Source records:
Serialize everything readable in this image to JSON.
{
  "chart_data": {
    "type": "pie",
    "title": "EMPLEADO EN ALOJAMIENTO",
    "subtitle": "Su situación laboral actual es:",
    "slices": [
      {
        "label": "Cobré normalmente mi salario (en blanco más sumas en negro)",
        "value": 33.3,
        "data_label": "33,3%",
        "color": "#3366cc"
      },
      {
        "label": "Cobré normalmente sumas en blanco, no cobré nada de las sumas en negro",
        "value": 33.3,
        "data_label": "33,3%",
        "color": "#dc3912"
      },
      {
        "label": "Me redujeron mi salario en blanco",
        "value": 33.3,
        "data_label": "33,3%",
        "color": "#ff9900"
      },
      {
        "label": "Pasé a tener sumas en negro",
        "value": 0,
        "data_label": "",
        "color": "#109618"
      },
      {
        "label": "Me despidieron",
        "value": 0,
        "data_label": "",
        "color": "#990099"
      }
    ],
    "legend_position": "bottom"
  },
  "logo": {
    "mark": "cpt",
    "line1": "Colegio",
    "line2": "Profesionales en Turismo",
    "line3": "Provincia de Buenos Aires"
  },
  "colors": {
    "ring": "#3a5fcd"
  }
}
...
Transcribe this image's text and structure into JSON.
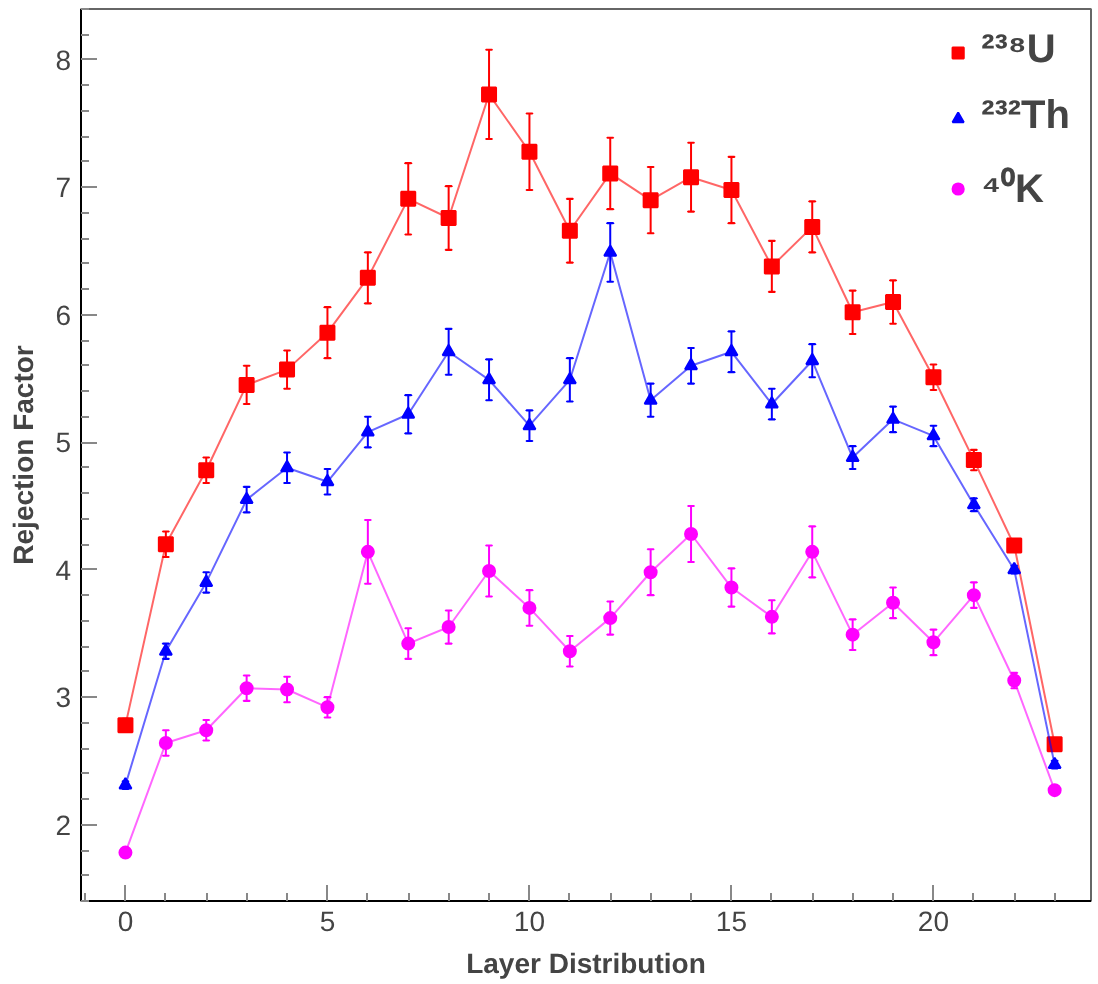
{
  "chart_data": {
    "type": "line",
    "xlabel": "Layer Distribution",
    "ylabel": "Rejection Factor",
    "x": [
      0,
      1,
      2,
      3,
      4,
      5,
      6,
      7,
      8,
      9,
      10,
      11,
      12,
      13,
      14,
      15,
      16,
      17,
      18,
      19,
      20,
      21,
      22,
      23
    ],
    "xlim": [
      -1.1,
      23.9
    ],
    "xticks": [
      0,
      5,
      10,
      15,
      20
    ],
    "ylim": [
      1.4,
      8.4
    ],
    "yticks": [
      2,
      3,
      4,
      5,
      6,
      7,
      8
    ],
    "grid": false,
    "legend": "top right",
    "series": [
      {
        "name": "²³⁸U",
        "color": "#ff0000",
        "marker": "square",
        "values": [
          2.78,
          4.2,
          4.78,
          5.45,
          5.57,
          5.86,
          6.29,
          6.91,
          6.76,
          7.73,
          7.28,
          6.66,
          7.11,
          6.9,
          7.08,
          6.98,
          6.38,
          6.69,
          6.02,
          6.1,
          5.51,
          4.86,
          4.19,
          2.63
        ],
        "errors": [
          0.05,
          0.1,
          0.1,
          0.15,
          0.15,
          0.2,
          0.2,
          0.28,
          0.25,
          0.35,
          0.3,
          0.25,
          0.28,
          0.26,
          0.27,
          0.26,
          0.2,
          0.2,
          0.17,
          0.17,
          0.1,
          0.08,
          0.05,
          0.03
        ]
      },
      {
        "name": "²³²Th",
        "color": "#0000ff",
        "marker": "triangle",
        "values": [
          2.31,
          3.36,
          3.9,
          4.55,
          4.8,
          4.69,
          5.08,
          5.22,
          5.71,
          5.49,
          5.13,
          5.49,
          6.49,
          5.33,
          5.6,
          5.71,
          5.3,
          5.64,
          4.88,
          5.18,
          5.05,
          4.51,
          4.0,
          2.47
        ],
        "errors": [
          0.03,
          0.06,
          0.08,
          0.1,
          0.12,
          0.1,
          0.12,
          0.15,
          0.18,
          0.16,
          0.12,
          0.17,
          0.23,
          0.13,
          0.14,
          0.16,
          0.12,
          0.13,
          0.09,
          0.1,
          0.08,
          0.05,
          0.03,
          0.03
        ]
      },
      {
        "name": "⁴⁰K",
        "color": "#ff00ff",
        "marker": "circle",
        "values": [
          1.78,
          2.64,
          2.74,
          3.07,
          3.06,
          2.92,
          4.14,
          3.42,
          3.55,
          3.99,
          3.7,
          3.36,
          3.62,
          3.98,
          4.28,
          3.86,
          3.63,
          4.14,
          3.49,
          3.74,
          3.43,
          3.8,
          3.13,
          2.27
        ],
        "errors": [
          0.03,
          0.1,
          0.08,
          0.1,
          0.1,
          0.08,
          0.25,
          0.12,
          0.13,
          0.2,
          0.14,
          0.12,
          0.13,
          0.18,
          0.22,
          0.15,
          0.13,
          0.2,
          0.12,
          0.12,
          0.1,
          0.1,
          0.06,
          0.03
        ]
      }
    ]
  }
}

Problem description: Exactly how many lines of the material contain the word "this"? Write the number alone.

Result: 2